> GIVEN PROBLEM
Without including any images, repeat the data exactly.

(Stored items)

========================================================================

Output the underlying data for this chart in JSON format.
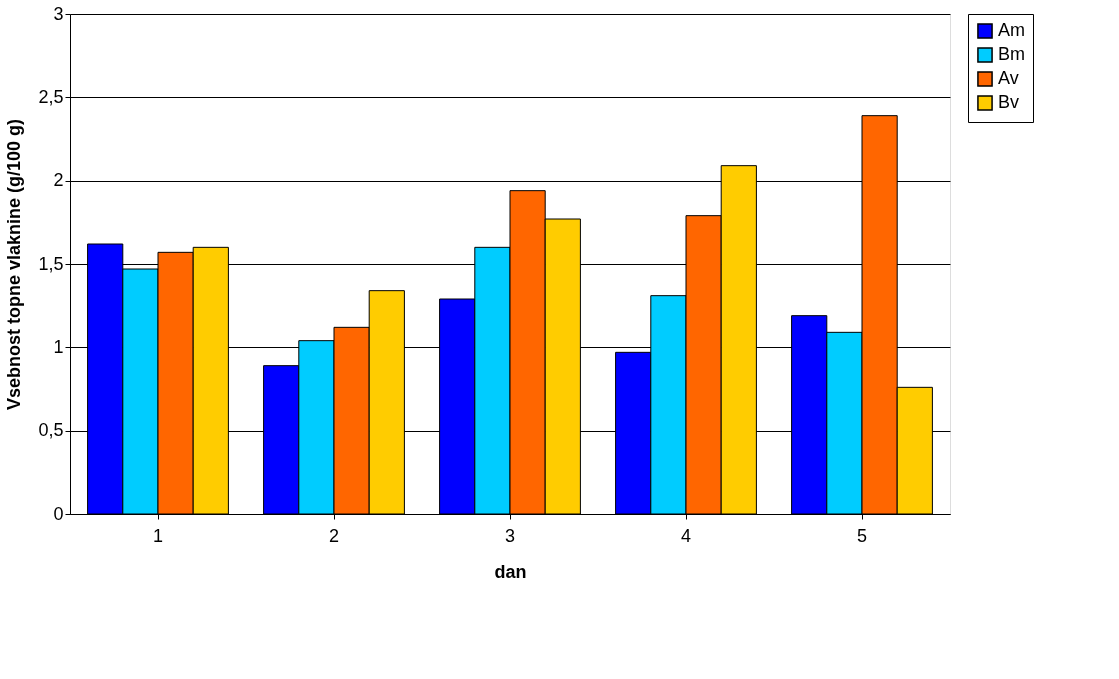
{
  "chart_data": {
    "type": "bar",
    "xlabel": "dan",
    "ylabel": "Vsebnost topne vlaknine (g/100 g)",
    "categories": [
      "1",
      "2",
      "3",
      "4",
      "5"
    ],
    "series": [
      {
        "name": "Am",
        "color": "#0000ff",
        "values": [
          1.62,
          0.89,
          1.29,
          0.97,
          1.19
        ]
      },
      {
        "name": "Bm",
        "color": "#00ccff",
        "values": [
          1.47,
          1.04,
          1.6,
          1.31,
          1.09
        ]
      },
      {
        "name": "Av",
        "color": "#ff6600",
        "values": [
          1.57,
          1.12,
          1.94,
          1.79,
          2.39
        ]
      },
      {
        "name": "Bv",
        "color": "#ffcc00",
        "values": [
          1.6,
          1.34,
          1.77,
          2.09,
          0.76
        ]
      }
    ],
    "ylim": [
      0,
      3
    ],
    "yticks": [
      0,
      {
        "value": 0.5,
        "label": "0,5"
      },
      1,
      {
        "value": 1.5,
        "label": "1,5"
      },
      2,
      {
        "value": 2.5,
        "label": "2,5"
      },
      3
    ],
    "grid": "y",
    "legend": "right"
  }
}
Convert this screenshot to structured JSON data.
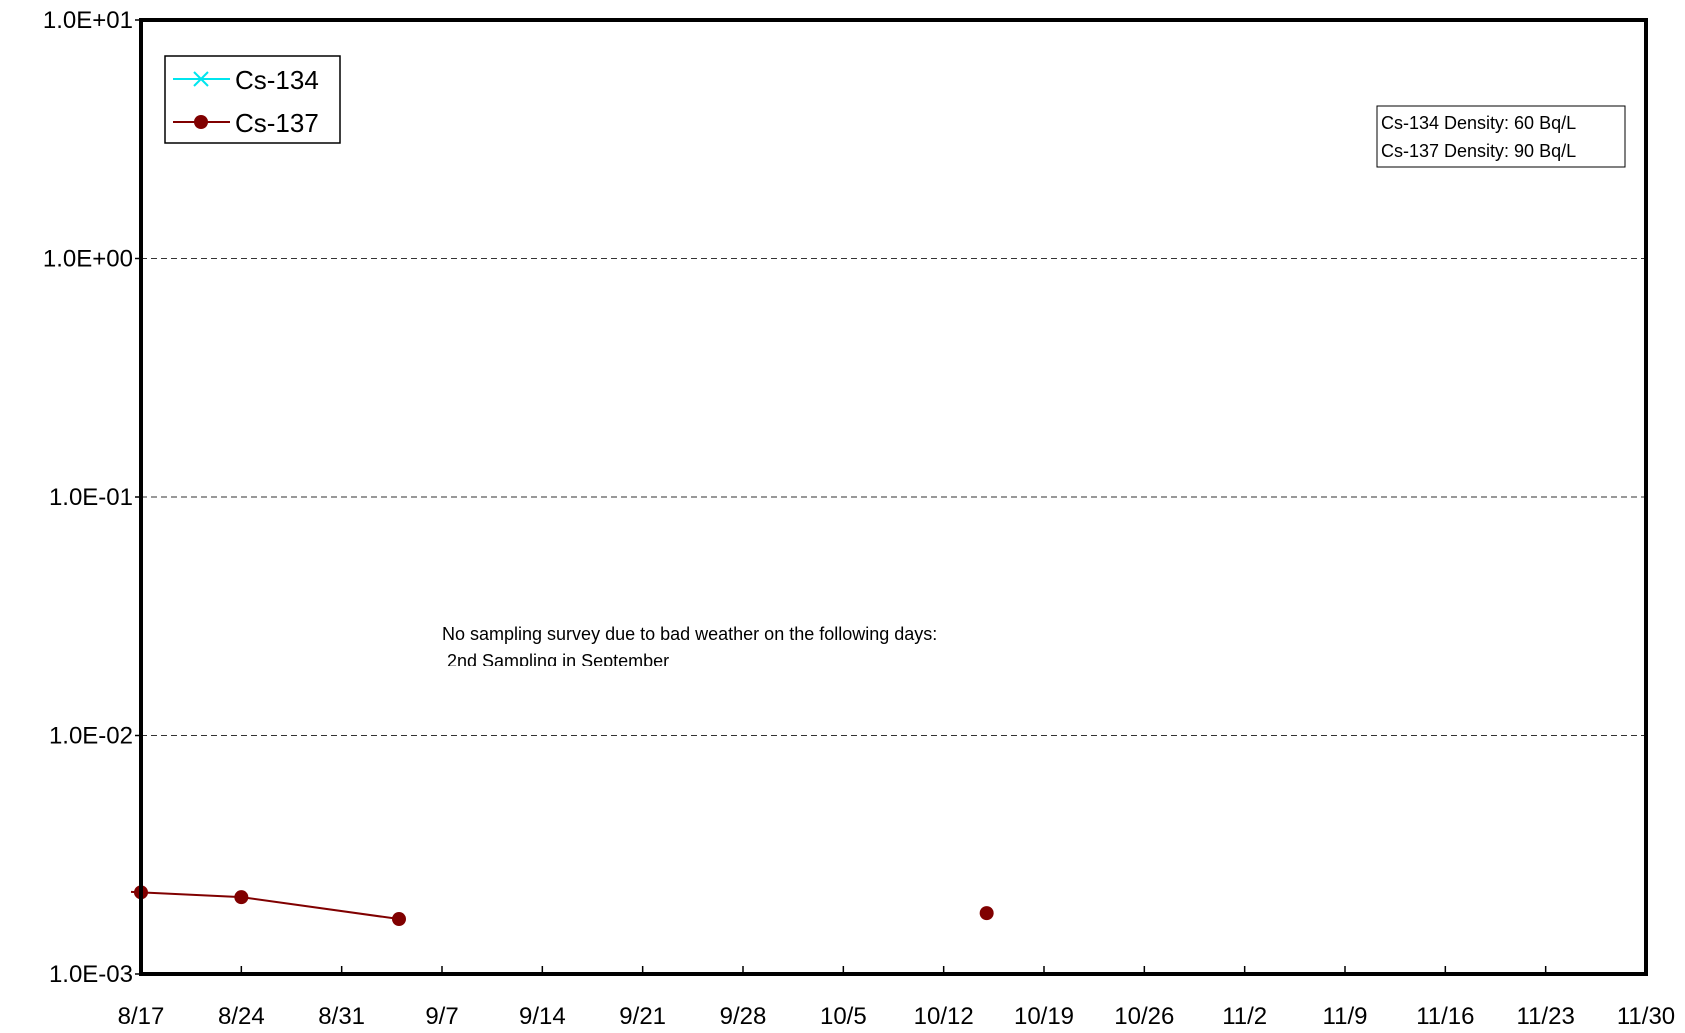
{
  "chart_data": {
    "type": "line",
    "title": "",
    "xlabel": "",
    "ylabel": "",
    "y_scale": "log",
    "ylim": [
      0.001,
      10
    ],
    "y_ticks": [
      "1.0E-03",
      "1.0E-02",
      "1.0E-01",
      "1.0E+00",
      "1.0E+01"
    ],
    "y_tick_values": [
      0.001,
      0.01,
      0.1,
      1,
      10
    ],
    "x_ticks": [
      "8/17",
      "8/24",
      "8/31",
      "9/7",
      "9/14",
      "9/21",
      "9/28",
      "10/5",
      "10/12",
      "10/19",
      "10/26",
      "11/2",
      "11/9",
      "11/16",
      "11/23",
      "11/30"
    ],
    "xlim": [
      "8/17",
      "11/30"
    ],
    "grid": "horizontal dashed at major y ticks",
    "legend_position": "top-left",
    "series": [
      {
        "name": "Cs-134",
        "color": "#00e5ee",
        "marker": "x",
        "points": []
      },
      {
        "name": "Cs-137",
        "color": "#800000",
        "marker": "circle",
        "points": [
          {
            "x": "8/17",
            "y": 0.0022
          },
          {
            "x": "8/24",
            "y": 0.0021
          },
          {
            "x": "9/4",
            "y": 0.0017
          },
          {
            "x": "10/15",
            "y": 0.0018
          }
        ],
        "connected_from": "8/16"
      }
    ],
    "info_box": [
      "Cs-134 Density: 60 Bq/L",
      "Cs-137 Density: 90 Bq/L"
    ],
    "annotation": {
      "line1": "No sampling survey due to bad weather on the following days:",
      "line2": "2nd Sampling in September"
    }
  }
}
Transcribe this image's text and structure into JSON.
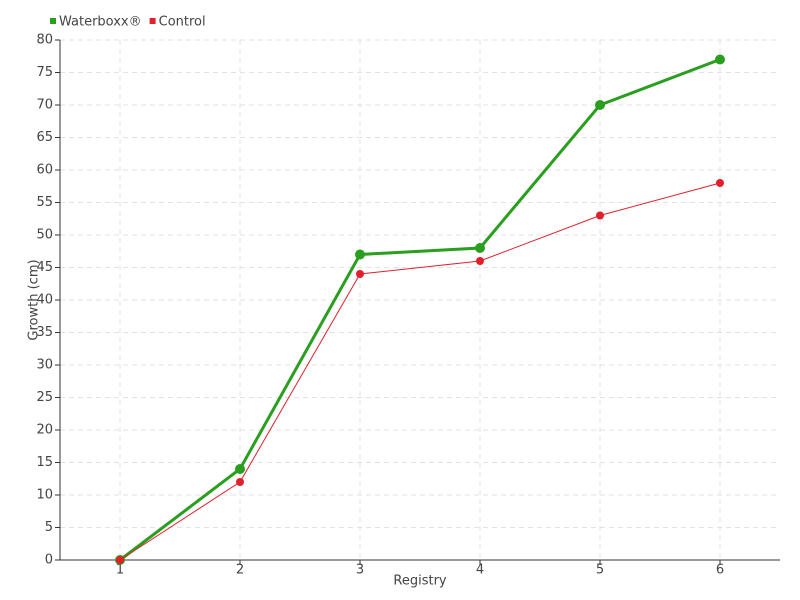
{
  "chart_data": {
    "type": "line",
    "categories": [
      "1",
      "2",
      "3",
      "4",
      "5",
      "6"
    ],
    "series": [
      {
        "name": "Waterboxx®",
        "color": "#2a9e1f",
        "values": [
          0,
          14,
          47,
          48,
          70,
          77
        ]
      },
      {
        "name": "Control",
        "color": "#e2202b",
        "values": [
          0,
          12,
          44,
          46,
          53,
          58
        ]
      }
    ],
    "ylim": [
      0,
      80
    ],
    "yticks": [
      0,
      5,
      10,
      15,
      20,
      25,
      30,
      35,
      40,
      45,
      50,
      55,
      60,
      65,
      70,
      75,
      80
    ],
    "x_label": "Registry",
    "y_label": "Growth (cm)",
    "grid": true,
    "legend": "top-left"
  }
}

========================================================================

> REPLY TO THE TASK
Output the underlying data for this chart in JSON format.
{
  "chart_data": {
    "type": "bar",
    "xlabel": "dan",
    "ylabel": "Vsebnost topne vlaknine (g/100 g)",
    "categories": [
      "1",
      "2",
      "3",
      "4",
      "5"
    ],
    "series": [
      {
        "name": "Am",
        "color": "#0000ff",
        "values": [
          1.62,
          0.89,
          1.29,
          0.97,
          1.19
        ]
      },
      {
        "name": "Bm",
        "color": "#00ccff",
        "values": [
          1.47,
          1.04,
          1.6,
          1.31,
          1.09
        ]
      },
      {
        "name": "Av",
        "color": "#ff6600",
        "values": [
          1.57,
          1.12,
          1.94,
          1.79,
          2.39
        ]
      },
      {
        "name": "Bv",
        "color": "#ffcc00",
        "values": [
          1.6,
          1.34,
          1.77,
          2.09,
          0.76
        ]
      }
    ],
    "ylim": [
      0,
      3
    ],
    "yticks": [
      0,
      {
        "value": 0.5,
        "label": "0,5"
      },
      1,
      {
        "value": 1.5,
        "label": "1,5"
      },
      2,
      {
        "value": 2.5,
        "label": "2,5"
      },
      3
    ],
    "grid": "y",
    "legend": "right"
  }
}
Convert this screenshot to structured JSON data.
{
  "chart_data": {
    "type": "line",
    "title": "",
    "xlabel": "",
    "ylabel": "",
    "y_scale": "log",
    "ylim": [
      0.001,
      10
    ],
    "y_ticks": [
      "1.0E-03",
      "1.0E-02",
      "1.0E-01",
      "1.0E+00",
      "1.0E+01"
    ],
    "y_tick_values": [
      0.001,
      0.01,
      0.1,
      1,
      10
    ],
    "x_ticks": [
      "8/17",
      "8/24",
      "8/31",
      "9/7",
      "9/14",
      "9/21",
      "9/28",
      "10/5",
      "10/12",
      "10/19",
      "10/26",
      "11/2",
      "11/9",
      "11/16",
      "11/23",
      "11/30"
    ],
    "xlim": [
      "8/17",
      "11/30"
    ],
    "grid": "horizontal dashed at major y ticks",
    "legend_position": "top-left",
    "series": [
      {
        "name": "Cs-134",
        "color": "#00e5ee",
        "marker": "x",
        "points": []
      },
      {
        "name": "Cs-137",
        "color": "#800000",
        "marker": "circle",
        "points": [
          {
            "x": "8/17",
            "y": 0.0022
          },
          {
            "x": "8/24",
            "y": 0.0021
          },
          {
            "x": "9/4",
            "y": 0.0017
          },
          {
            "x": "10/15",
            "y": 0.0018
          }
        ],
        "connected_from": "8/16"
      }
    ],
    "info_box": [
      "Cs-134 Density: 60 Bq/L",
      "Cs-137 Density: 90 Bq/L"
    ],
    "annotation": {
      "line1": "No sampling survey due to bad weather on the following days:",
      "line2": "2nd Sampling in September"
    }
  }
}
Transcribe this image's text and structure into JSON.
{
  "chart_data": {
    "type": "line",
    "categories": [
      "1",
      "2",
      "3",
      "4",
      "5",
      "6"
    ],
    "series": [
      {
        "name": "Waterboxx®",
        "color": "#2a9e1f",
        "values": [
          0,
          14,
          47,
          48,
          70,
          77
        ]
      },
      {
        "name": "Control",
        "color": "#e2202b",
        "values": [
          0,
          12,
          44,
          46,
          53,
          58
        ]
      }
    ],
    "ylim": [
      0,
      80
    ],
    "yticks": [
      0,
      5,
      10,
      15,
      20,
      25,
      30,
      35,
      40,
      45,
      50,
      55,
      60,
      65,
      70,
      75,
      80
    ],
    "x_label": "Registry",
    "y_label": "Growth (cm)",
    "grid": true,
    "legend": "top-left"
  }
}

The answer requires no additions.